### EXERCISE INSTRUCTIONS:
Please pick out every line in the data below that contains the string "merged". Case matters.

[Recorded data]
▬▬▬
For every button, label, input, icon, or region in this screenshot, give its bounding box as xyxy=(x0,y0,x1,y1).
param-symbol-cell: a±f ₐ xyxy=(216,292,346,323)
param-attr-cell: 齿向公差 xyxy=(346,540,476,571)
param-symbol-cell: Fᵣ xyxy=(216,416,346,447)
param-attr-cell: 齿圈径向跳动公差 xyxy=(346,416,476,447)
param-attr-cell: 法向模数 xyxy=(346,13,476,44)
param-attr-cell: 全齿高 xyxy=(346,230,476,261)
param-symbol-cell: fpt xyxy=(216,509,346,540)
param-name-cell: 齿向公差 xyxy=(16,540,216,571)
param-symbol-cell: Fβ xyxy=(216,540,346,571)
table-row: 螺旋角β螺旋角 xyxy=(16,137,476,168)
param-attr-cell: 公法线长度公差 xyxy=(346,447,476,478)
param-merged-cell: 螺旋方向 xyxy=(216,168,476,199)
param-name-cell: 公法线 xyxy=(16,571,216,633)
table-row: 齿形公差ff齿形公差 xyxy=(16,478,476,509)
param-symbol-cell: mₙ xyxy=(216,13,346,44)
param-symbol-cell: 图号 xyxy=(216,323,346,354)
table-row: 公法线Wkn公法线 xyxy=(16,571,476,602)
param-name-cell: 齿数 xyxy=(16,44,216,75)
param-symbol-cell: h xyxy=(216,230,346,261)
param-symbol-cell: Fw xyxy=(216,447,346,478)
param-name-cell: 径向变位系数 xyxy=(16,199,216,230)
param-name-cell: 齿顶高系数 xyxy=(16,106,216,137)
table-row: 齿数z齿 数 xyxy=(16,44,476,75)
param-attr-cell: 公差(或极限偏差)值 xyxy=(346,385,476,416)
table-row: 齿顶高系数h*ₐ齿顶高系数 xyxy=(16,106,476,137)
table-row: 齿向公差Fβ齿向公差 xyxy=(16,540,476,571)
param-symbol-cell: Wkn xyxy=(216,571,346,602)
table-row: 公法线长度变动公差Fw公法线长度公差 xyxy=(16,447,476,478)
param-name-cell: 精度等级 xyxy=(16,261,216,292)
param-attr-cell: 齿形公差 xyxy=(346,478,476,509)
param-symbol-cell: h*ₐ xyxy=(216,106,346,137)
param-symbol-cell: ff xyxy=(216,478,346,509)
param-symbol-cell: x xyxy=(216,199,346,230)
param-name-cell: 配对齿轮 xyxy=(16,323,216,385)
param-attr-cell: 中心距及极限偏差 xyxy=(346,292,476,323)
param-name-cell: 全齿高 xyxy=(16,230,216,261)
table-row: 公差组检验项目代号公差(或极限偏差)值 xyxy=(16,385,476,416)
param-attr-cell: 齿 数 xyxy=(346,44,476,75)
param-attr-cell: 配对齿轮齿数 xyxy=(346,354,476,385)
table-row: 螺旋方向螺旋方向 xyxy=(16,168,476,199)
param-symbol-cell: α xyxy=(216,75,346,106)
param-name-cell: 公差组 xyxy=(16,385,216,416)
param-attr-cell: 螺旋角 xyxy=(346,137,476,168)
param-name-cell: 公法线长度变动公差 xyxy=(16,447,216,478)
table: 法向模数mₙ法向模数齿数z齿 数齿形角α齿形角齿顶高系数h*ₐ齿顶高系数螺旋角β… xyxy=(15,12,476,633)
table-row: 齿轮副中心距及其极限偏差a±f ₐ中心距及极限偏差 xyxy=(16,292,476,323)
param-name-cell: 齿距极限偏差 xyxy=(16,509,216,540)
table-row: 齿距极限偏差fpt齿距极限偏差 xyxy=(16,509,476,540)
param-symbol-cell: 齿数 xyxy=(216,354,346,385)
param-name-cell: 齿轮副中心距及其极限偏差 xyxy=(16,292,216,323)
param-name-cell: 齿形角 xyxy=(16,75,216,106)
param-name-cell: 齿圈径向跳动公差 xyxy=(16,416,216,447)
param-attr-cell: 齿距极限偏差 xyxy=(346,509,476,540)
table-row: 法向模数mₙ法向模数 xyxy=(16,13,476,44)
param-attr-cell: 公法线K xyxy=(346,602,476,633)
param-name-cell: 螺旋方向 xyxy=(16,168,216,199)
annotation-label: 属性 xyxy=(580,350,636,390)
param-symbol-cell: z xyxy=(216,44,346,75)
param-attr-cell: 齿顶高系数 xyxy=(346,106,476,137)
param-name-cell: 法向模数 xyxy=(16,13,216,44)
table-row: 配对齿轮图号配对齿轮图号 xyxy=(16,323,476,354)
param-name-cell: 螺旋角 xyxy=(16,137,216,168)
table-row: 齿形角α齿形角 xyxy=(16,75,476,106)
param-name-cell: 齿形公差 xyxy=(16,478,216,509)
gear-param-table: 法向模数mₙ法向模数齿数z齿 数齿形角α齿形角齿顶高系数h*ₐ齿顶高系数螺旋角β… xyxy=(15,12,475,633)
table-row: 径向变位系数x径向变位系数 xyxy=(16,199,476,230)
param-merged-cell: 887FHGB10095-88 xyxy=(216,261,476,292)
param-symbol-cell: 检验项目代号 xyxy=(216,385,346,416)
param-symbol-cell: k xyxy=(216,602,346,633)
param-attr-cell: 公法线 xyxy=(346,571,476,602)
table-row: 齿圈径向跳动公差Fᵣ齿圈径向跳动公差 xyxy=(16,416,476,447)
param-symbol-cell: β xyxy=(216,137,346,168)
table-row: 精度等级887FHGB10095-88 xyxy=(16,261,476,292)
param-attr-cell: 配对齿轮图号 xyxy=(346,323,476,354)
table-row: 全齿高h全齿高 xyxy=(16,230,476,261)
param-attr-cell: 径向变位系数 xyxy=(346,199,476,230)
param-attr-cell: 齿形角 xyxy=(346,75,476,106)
▬▬▬
### OUTPUT BELOW:
param-merged-cell: 螺旋方向 xyxy=(216,168,476,199)
param-merged-cell: 887FHGB10095-88 xyxy=(216,261,476,292)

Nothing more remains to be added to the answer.